## WHAT IS BEING ASKED
Below are records. Copy every line with "páku" in it.

## INPUT MATERIAL

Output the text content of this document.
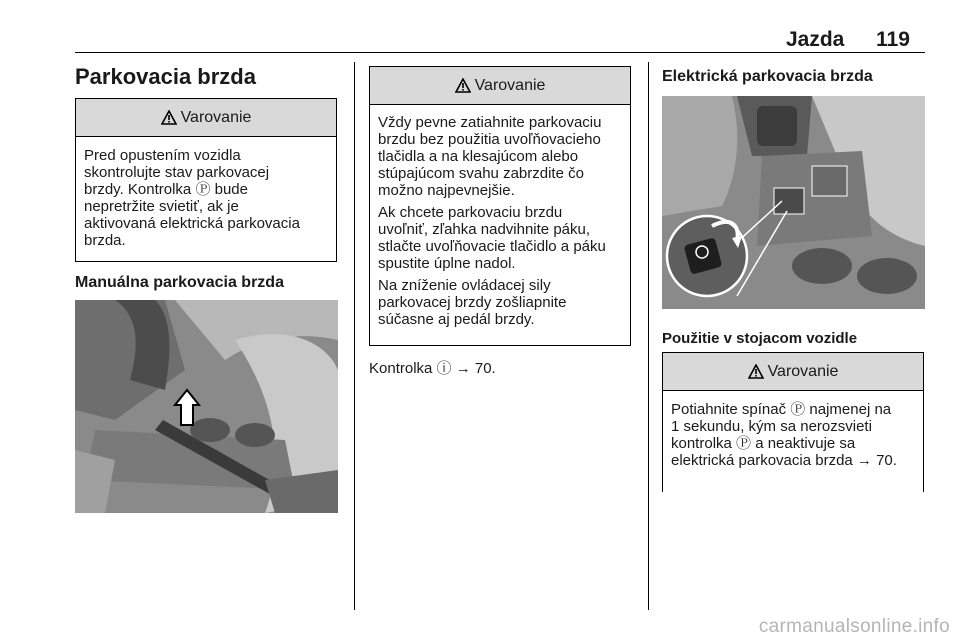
Jazda 119
Parkovacia brzda
Varovanie
Pred opustením vozidla
skontrolujte stav parkovacej
brzdy. Kontrolka Ⓟ bude
nepretržite svietiť, ak je
aktivovaná elektrická parkovacia
brzda.
Manuálna parkovacia brzda
Varovanie

Vždy pevne zatiahnite parkovaciu
brzdu bez použitia uvoľňovacieho
tlačidla a na klesajúcom alebo
stúpajúcom svahu zabrzdite čo
možno najpevnejšie.

Ak chcete parkovaciu brzdu
uvoľniť, zľahka nadvihnite páku,
stlačte uvoľňovacie tlačidlo a páku
spustite úplne nadol.

Na zníženie ovládacej sily
parkovacej brzdy zošliapnite
súčasne aj pedál brzdy.

Kontrolka ⓘ → 70.
Elektrická parkovacia brzda
Použitie v stojacom vozidle
Varovanie
Potiahnite spínač Ⓟ najmenej na
1 sekundu, kým sa nerozsvieti
kontrolka Ⓟ a neaktivuje sa
elektrická parkovacia brzda → 70.
carmanualsonline.info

## EXPECTED OUTPUT
uvoľniť, zľahka nadvihnite páku,
stlačte uvoľňovacie tlačidlo a páku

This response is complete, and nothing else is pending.